• _GIVEN INSTRUCTION_:
Return the records exactly as they are.

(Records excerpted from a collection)
--------------------

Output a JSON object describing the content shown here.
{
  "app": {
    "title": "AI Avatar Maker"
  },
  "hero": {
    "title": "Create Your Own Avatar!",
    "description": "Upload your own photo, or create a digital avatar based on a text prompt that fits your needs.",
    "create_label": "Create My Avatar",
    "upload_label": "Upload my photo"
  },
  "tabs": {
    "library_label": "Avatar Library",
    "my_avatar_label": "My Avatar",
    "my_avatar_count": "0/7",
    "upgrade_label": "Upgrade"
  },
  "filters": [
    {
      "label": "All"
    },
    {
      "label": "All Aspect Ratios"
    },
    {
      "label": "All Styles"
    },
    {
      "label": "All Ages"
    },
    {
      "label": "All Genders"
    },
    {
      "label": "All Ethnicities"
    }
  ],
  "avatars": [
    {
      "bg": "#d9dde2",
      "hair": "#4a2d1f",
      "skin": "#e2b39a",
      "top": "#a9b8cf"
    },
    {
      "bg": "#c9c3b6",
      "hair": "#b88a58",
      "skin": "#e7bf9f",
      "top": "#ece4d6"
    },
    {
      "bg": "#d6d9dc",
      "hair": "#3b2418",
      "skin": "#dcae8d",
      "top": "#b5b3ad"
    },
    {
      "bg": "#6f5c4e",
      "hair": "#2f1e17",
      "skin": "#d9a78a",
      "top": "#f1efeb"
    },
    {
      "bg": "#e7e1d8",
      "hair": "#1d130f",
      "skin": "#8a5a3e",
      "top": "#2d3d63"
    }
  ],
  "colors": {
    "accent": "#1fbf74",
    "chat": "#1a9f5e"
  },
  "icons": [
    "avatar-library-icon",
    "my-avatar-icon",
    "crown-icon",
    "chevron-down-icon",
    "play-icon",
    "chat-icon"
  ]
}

--------------------

• _FULL ANSWER_:
Output a JSON object describing the content shown here.
{
  "app": {
    "title": "AI Avatar Maker"
  },
  "hero": {
    "title": "Create Your Own Avatar!",
    "description": "Upload your own photo, or create a digital avatar based on a text prompt that fits your needs.",
    "create_label": "Create My Avatar",
    "upload_label": "Upload my photo"
  },
  "tabs": {
    "library_label": "Avatar Library",
    "my_avatar_label": "My Avatar",
    "my_avatar_count": "0/7",
    "upgrade_label": "Upgrade"
  },
  "filters": [
    {
      "label": "All"
    },
    {
      "label": "All Aspect Ratios"
    },
    {
      "label": "All Styles"
    },
    {
      "label": "All Ages"
    },
    {
      "label": "All Genders"
    },
    {
      "label": "All Ethnicities"
    }
  ],
  "avatars": [
    {
      "bg": "#d9dde2",
      "hair": "#4a2d1f",
      "skin": "#e2b39a",
      "top": "#a9b8cf"
    },
    {
      "bg": "#c9c3b6",
      "hair": "#b88a58",
      "skin": "#e7bf9f",
      "top": "#ece4d6"
    },
    {
      "bg": "#d6d9dc",
      "hair": "#3b2418",
      "skin": "#dcae8d",
      "top": "#b5b3ad"
    },
    {
      "bg": "#6f5c4e",
      "hair": "#2f1e17",
      "skin": "#d9a78a",
      "top": "#f1efeb"
    },
    {
      "bg": "#e7e1d8",
      "hair": "#1d130f",
      "skin": "#8a5a3e",
      "top": "#2d3d63"
    }
  ],
  "colors": {
    "accent": "#1fbf74",
    "chat": "#1a9f5e"
  },
  "icons": [
    "avatar-library-icon",
    "my-avatar-icon",
    "crown-icon",
    "chevron-down-icon",
    "play-icon",
    "chat-icon"
  ]
}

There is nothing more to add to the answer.